»»
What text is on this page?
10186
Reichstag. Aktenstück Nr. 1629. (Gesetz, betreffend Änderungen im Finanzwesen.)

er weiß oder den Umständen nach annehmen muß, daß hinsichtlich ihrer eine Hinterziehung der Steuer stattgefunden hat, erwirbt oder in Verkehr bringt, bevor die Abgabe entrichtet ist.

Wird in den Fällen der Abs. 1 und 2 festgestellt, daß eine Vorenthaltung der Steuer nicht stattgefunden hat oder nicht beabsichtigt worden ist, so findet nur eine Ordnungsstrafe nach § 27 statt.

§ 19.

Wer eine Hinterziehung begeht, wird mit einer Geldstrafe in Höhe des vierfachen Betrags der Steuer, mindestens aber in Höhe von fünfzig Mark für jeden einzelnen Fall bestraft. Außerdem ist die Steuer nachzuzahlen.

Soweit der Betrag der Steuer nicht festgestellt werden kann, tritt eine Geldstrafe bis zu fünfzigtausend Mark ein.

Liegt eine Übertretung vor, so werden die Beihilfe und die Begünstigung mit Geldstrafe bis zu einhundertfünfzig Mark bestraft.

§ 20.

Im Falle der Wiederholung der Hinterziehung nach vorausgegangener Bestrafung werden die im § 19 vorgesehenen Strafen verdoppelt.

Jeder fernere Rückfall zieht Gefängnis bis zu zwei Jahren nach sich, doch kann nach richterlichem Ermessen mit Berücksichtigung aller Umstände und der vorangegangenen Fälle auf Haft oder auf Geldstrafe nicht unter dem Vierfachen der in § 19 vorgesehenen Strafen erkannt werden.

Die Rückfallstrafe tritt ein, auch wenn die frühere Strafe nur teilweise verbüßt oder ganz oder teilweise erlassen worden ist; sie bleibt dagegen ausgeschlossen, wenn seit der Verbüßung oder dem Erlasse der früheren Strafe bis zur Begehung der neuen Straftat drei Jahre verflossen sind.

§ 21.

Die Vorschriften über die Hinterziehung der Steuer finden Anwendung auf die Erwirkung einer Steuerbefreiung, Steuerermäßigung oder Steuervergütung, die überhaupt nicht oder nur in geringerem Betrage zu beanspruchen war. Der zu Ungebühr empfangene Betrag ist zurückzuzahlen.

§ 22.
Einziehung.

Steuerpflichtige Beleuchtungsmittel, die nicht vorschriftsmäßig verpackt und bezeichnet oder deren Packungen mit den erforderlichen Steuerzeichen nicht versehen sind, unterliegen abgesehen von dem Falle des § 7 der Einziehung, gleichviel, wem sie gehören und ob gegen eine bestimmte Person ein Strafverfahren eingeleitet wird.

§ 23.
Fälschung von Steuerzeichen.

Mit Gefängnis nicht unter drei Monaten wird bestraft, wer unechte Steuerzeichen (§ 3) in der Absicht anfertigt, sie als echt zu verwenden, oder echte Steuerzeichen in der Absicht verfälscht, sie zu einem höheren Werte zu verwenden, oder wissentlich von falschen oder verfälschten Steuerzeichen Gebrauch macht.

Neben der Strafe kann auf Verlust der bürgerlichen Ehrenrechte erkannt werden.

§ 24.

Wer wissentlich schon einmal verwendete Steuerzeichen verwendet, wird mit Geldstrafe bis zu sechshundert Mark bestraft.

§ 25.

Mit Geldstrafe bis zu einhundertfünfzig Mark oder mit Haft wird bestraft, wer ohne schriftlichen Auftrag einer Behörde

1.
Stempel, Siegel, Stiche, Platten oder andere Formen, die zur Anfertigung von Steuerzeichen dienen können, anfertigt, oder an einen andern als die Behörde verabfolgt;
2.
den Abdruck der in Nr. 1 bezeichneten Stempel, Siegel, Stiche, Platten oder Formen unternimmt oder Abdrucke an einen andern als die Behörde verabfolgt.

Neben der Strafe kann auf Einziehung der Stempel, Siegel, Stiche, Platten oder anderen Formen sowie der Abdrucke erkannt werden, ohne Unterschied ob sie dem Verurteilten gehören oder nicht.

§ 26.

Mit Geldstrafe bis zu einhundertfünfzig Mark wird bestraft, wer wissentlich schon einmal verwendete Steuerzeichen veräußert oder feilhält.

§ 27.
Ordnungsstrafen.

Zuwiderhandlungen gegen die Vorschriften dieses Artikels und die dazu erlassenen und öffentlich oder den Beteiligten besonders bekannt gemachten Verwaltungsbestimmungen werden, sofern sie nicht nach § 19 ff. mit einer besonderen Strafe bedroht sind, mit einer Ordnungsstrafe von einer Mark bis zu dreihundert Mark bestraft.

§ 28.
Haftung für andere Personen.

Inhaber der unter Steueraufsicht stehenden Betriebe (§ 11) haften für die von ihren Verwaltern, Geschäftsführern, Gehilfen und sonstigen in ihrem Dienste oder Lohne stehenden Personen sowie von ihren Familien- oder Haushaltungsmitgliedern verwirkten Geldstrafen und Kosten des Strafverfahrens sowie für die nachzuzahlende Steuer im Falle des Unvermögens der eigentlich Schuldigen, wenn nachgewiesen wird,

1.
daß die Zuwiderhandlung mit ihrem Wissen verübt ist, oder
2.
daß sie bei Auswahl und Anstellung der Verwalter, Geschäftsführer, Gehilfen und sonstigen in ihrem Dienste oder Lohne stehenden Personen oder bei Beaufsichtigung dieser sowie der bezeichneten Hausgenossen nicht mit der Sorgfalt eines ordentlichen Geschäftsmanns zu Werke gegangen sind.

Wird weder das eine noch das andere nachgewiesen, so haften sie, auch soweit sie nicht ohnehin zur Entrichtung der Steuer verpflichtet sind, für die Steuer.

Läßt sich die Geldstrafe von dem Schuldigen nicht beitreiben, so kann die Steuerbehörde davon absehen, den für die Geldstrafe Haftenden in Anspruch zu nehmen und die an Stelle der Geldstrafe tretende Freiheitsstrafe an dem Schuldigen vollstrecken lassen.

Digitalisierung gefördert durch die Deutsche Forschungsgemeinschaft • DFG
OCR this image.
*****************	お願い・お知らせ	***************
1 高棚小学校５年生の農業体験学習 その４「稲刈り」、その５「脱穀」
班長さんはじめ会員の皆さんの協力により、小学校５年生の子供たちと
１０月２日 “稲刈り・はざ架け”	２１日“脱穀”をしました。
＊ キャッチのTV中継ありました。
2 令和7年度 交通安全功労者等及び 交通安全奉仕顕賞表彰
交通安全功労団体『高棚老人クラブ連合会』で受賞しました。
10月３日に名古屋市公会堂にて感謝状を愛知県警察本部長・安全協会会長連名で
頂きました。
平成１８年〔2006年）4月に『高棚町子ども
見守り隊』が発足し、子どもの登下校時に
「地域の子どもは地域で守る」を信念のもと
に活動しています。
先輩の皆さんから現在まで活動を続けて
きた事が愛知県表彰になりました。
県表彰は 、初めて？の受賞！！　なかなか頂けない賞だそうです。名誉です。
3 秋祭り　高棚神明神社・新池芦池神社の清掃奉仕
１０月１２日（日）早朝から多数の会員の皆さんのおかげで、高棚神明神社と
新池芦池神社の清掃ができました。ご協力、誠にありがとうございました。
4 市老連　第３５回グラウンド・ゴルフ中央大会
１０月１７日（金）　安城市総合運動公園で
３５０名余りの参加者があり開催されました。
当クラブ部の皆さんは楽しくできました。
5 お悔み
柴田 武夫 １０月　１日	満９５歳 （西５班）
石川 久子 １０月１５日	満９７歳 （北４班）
««
**Exercise objective**
Go through the material and copy out every line with "nachgewiesen" in it.

**Output for this task**
Inhaber der unter Steueraufsicht stehenden Betriebe (§ 11) haften für die von ihren Verwaltern, Geschäftsführern, Gehilfen und sonstigen in ihrem Dienste oder Lohne stehenden Personen sowie von ihren Familien- oder Haushaltungsmitgliedern verwirkten Geldstrafen und Kosten des Strafverfahrens sowie für die nachzuzahlende Steuer im Falle des Unvermögens der eigentlich Schuldigen, wenn nachgewiesen wird,
Wird weder das eine noch das andere nachgewiesen, so haften sie, auch soweit sie nicht ohnehin zur Entrichtung der Steuer verpflichtet sind, für die Steuer.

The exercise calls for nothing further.